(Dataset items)
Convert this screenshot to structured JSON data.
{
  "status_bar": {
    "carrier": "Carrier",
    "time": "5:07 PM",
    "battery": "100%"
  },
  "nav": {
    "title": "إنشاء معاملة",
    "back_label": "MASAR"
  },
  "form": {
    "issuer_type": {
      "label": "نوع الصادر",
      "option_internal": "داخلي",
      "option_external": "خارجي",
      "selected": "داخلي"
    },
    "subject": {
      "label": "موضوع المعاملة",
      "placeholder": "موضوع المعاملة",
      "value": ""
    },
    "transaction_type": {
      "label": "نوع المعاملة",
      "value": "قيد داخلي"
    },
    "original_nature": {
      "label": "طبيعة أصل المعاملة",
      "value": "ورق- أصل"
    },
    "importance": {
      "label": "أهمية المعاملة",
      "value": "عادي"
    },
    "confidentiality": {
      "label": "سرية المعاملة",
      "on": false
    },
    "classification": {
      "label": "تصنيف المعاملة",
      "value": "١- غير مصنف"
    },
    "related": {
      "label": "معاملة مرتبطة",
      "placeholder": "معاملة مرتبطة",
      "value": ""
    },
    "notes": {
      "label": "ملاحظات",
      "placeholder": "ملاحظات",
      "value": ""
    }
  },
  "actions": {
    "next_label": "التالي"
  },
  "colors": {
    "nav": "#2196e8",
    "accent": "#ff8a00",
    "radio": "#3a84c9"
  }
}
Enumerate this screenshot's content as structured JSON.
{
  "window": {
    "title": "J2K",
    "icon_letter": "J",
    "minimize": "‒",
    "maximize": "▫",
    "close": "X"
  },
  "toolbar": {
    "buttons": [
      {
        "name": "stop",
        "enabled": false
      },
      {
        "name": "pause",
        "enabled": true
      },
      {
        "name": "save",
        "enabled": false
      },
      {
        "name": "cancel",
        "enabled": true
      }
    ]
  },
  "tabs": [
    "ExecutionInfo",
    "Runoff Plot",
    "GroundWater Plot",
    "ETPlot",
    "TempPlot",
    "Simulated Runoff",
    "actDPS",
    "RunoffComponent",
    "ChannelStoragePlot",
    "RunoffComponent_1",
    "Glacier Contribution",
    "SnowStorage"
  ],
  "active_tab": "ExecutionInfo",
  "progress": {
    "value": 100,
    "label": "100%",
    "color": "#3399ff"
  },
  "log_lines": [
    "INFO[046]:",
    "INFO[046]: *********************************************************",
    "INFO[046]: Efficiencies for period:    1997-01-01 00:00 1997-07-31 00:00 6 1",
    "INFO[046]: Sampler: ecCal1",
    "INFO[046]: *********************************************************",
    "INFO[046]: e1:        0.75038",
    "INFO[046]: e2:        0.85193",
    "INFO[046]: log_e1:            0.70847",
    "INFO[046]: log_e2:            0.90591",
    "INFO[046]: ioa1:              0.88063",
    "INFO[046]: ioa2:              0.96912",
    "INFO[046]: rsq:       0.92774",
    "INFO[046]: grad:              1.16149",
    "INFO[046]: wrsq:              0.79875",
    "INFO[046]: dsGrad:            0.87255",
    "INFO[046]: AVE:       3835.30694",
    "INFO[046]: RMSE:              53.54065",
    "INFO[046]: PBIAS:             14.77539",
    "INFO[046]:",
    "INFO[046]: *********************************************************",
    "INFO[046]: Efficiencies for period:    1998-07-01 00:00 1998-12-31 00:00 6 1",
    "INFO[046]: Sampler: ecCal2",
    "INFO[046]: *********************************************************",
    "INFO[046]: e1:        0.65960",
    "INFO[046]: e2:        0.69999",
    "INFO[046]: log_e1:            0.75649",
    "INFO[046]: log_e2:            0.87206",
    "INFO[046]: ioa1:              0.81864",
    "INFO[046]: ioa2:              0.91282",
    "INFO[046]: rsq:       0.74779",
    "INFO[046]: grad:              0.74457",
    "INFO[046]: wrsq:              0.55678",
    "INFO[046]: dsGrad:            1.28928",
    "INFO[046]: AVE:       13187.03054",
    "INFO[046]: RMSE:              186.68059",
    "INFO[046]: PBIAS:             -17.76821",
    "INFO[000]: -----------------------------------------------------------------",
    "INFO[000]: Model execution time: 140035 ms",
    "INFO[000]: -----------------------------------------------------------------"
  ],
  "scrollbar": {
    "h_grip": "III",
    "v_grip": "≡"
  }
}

[Required task]
Return each line of the data that contains the string "المعاملة".

[Final result]
      "label": "موضوع المعاملة",
      "placeholder": "موضوع المعاملة",
      "label": "نوع المعاملة",
      "label": "طبيعة أصل المعاملة",
      "label": "أهمية المعاملة",
      "label": "سرية المعاملة",
      "label": "تصنيف المعاملة",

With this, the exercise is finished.